===== MATERIAL FOR THIS EXERCISE =====

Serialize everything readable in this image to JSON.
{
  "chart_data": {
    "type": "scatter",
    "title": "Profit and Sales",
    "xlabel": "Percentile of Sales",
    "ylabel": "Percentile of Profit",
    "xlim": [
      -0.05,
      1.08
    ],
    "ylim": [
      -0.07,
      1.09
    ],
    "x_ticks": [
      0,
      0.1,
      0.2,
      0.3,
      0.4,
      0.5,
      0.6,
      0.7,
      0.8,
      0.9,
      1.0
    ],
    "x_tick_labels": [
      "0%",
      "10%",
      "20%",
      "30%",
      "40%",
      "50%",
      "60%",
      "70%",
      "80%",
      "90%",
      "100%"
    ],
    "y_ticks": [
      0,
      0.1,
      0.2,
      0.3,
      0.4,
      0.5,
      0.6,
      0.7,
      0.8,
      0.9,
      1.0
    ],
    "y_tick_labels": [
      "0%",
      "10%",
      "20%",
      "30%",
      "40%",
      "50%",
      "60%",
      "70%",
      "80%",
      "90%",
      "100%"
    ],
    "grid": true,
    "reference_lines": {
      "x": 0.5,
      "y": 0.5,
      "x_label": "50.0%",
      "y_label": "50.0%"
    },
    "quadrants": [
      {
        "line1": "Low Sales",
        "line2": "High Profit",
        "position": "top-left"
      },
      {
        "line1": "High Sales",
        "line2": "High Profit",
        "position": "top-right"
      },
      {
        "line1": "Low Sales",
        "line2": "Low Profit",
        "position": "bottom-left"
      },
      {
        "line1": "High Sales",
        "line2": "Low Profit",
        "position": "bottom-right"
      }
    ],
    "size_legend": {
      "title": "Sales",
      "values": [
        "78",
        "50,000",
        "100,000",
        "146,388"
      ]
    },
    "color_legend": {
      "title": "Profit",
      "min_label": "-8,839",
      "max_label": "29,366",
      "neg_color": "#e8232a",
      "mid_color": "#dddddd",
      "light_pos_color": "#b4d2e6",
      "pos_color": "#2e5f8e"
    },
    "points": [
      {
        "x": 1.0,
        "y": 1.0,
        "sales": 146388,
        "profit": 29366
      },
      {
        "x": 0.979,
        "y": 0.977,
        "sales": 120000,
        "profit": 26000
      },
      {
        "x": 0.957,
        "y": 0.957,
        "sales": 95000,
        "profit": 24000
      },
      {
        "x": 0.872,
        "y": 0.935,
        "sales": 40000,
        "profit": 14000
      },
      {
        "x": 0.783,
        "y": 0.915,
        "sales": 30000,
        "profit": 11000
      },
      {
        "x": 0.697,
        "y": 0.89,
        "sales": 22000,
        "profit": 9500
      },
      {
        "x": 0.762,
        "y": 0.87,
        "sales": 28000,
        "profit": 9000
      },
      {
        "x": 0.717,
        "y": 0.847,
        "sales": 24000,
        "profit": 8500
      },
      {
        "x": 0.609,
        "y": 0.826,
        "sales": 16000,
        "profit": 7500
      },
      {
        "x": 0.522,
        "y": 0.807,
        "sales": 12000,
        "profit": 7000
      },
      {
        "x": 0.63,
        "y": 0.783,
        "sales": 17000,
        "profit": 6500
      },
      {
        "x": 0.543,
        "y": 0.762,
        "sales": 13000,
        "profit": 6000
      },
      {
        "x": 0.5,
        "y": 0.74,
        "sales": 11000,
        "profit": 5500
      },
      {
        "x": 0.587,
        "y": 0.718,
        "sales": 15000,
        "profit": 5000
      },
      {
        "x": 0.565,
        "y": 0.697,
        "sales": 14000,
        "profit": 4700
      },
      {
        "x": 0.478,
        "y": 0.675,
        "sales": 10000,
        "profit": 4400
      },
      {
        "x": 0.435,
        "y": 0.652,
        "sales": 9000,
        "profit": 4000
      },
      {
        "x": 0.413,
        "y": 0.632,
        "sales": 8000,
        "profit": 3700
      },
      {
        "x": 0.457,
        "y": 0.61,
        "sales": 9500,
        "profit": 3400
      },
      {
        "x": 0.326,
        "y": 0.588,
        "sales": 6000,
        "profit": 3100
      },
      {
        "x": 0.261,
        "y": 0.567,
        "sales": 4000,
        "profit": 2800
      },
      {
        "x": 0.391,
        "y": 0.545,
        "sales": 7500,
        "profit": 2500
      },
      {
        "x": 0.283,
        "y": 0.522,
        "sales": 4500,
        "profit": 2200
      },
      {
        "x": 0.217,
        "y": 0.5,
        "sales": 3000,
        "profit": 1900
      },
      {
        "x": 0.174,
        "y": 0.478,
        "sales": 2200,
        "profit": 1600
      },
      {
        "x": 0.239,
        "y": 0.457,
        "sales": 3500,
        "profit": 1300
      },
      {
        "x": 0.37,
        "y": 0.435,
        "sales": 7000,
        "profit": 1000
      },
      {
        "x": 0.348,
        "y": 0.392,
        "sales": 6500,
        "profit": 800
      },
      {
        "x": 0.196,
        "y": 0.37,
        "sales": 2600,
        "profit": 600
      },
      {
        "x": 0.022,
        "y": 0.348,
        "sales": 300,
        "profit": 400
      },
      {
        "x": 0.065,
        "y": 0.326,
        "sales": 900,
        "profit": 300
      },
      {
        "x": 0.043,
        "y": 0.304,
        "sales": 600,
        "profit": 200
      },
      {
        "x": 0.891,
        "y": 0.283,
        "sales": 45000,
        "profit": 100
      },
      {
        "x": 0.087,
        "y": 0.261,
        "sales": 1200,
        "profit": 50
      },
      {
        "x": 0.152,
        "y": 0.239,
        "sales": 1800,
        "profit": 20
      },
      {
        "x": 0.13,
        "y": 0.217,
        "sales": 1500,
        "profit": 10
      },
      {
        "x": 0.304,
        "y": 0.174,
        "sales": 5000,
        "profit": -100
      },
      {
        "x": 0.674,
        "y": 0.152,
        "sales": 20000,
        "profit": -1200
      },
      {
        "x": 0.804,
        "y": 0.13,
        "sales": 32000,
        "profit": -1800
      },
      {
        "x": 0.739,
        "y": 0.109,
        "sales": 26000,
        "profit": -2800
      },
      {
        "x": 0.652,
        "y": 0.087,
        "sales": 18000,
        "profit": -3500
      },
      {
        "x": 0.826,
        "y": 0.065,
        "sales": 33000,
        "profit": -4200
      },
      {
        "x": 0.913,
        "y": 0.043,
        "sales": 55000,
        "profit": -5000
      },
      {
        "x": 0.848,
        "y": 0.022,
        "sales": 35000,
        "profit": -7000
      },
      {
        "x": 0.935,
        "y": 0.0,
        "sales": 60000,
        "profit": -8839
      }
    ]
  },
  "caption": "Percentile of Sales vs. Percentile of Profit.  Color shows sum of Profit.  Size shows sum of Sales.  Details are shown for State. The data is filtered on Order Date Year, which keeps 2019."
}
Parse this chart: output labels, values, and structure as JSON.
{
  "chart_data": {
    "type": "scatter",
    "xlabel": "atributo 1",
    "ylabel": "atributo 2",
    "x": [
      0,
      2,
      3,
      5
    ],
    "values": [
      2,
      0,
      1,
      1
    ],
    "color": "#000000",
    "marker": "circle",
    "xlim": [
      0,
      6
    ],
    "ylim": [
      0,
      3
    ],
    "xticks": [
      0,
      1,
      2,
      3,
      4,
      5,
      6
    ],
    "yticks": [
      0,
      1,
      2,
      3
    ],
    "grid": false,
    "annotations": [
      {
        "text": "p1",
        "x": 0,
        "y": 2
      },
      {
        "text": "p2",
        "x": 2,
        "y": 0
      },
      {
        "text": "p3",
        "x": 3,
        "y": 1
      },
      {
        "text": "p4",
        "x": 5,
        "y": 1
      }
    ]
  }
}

=====

__REQUIRED TASK__. Copy out the data shown above without altering anything.

__ANSWER TO THIS PROBLEM__.
Serialize everything readable in this image to JSON.
{
  "chart_data": {
    "type": "scatter",
    "title": "Profit and Sales",
    "xlabel": "Percentile of Sales",
    "ylabel": "Percentile of Profit",
    "xlim": [
      -0.05,
      1.08
    ],
    "ylim": [
      -0.07,
      1.09
    ],
    "x_ticks": [
      0,
      0.1,
      0.2,
      0.3,
      0.4,
      0.5,
      0.6,
      0.7,
      0.8,
      0.9,
      1.0
    ],
    "x_tick_labels": [
      "0%",
      "10%",
      "20%",
      "30%",
      "40%",
      "50%",
      "60%",
      "70%",
      "80%",
      "90%",
      "100%"
    ],
    "y_ticks": [
      0,
      0.1,
      0.2,
      0.3,
      0.4,
      0.5,
      0.6,
      0.7,
      0.8,
      0.9,
      1.0
    ],
    "y_tick_labels": [
      "0%",
      "10%",
      "20%",
      "30%",
      "40%",
      "50%",
      "60%",
      "70%",
      "80%",
      "90%",
      "100%"
    ],
    "grid": true,
    "reference_lines": {
      "x": 0.5,
      "y": 0.5,
      "x_label": "50.0%",
      "y_label": "50.0%"
    },
    "quadrants": [
      {
        "line1": "Low Sales",
        "line2": "High Profit",
        "position": "top-left"
      },
      {
        "line1": "High Sales",
        "line2": "High Profit",
        "position": "top-right"
      },
      {
        "line1": "Low Sales",
        "line2": "Low Profit",
        "position": "bottom-left"
      },
      {
        "line1": "High Sales",
        "line2": "Low Profit",
        "position": "bottom-right"
      }
    ],
    "size_legend": {
      "title": "Sales",
      "values": [
        "78",
        "50,000",
        "100,000",
        "146,388"
      ]
    },
    "color_legend": {
      "title": "Profit",
      "min_label": "-8,839",
      "max_label": "29,366",
      "neg_color": "#e8232a",
      "mid_color": "#dddddd",
      "light_pos_color": "#b4d2e6",
      "pos_color": "#2e5f8e"
    },
    "points": [
      {
        "x": 1.0,
        "y": 1.0,
        "sales": 146388,
        "profit": 29366
      },
      {
        "x": 0.979,
        "y": 0.977,
        "sales": 120000,
        "profit": 26000
      },
      {
        "x": 0.957,
        "y": 0.957,
        "sales": 95000,
        "profit": 24000
      },
      {
        "x": 0.872,
        "y": 0.935,
        "sales": 40000,
        "profit": 14000
      },
      {
        "x": 0.783,
        "y": 0.915,
        "sales": 30000,
        "profit": 11000
      },
      {
        "x": 0.697,
        "y": 0.89,
        "sales": 22000,
        "profit": 9500
      },
      {
        "x": 0.762,
        "y": 0.87,
        "sales": 28000,
        "profit": 9000
      },
      {
        "x": 0.717,
        "y": 0.847,
        "sales": 24000,
        "profit": 8500
      },
      {
        "x": 0.609,
        "y": 0.826,
        "sales": 16000,
        "profit": 7500
      },
      {
        "x": 0.522,
        "y": 0.807,
        "sales": 12000,
        "profit": 7000
      },
      {
        "x": 0.63,
        "y": 0.783,
        "sales": 17000,
        "profit": 6500
      },
      {
        "x": 0.543,
        "y": 0.762,
        "sales": 13000,
        "profit": 6000
      },
      {
        "x": 0.5,
        "y": 0.74,
        "sales": 11000,
        "profit": 5500
      },
      {
        "x": 0.587,
        "y": 0.718,
        "sales": 15000,
        "profit": 5000
      },
      {
        "x": 0.565,
        "y": 0.697,
        "sales": 14000,
        "profit": 4700
      },
      {
        "x": 0.478,
        "y": 0.675,
        "sales": 10000,
        "profit": 4400
      },
      {
        "x": 0.435,
        "y": 0.652,
        "sales": 9000,
        "profit": 4000
      },
      {
        "x": 0.413,
        "y": 0.632,
        "sales": 8000,
        "profit": 3700
      },
      {
        "x": 0.457,
        "y": 0.61,
        "sales": 9500,
        "profit": 3400
      },
      {
        "x": 0.326,
        "y": 0.588,
        "sales": 6000,
        "profit": 3100
      },
      {
        "x": 0.261,
        "y": 0.567,
        "sales": 4000,
        "profit": 2800
      },
      {
        "x": 0.391,
        "y": 0.545,
        "sales": 7500,
        "profit": 2500
      },
      {
        "x": 0.283,
        "y": 0.522,
        "sales": 4500,
        "profit": 2200
      },
      {
        "x": 0.217,
        "y": 0.5,
        "sales": 3000,
        "profit": 1900
      },
      {
        "x": 0.174,
        "y": 0.478,
        "sales": 2200,
        "profit": 1600
      },
      {
        "x": 0.239,
        "y": 0.457,
        "sales": 3500,
        "profit": 1300
      },
      {
        "x": 0.37,
        "y": 0.435,
        "sales": 7000,
        "profit": 1000
      },
      {
        "x": 0.348,
        "y": 0.392,
        "sales": 6500,
        "profit": 800
      },
      {
        "x": 0.196,
        "y": 0.37,
        "sales": 2600,
        "profit": 600
      },
      {
        "x": 0.022,
        "y": 0.348,
        "sales": 300,
        "profit": 400
      },
      {
        "x": 0.065,
        "y": 0.326,
        "sales": 900,
        "profit": 300
      },
      {
        "x": 0.043,
        "y": 0.304,
        "sales": 600,
        "profit": 200
      },
      {
        "x": 0.891,
        "y": 0.283,
        "sales": 45000,
        "profit": 100
      },
      {
        "x": 0.087,
        "y": 0.261,
        "sales": 1200,
        "profit": 50
      },
      {
        "x": 0.152,
        "y": 0.239,
        "sales": 1800,
        "profit": 20
      },
      {
        "x": 0.13,
        "y": 0.217,
        "sales": 1500,
        "profit": 10
      },
      {
        "x": 0.304,
        "y": 0.174,
        "sales": 5000,
        "profit": -100
      },
      {
        "x": 0.674,
        "y": 0.152,
        "sales": 20000,
        "profit": -1200
      },
      {
        "x": 0.804,
        "y": 0.13,
        "sales": 32000,
        "profit": -1800
      },
      {
        "x": 0.739,
        "y": 0.109,
        "sales": 26000,
        "profit": -2800
      },
      {
        "x": 0.652,
        "y": 0.087,
        "sales": 18000,
        "profit": -3500
      },
      {
        "x": 0.826,
        "y": 0.065,
        "sales": 33000,
        "profit": -4200
      },
      {
        "x": 0.913,
        "y": 0.043,
        "sales": 55000,
        "profit": -5000
      },
      {
        "x": 0.848,
        "y": 0.022,
        "sales": 35000,
        "profit": -7000
      },
      {
        "x": 0.935,
        "y": 0.0,
        "sales": 60000,
        "profit": -8839
      }
    ]
  },
  "caption": "Percentile of Sales vs. Percentile of Profit.  Color shows sum of Profit.  Size shows sum of Sales.  Details are shown for State. The data is filtered on Order Date Year, which keeps 2019."
}
Parse this chart: output labels, values, and structure as JSON.
{
  "chart_data": {
    "type": "scatter",
    "xlabel": "atributo 1",
    "ylabel": "atributo 2",
    "x": [
      0,
      2,
      3,
      5
    ],
    "values": [
      2,
      0,
      1,
      1
    ],
    "color": "#000000",
    "marker": "circle",
    "xlim": [
      0,
      6
    ],
    "ylim": [
      0,
      3
    ],
    "xticks": [
      0,
      1,
      2,
      3,
      4,
      5,
      6
    ],
    "yticks": [
      0,
      1,
      2,
      3
    ],
    "grid": false,
    "annotations": [
      {
        "text": "p1",
        "x": 0,
        "y": 2
      },
      {
        "text": "p2",
        "x": 2,
        "y": 0
      },
      {
        "text": "p3",
        "x": 3,
        "y": 1
      },
      {
        "text": "p4",
        "x": 5,
        "y": 1
      }
    ]
  }
}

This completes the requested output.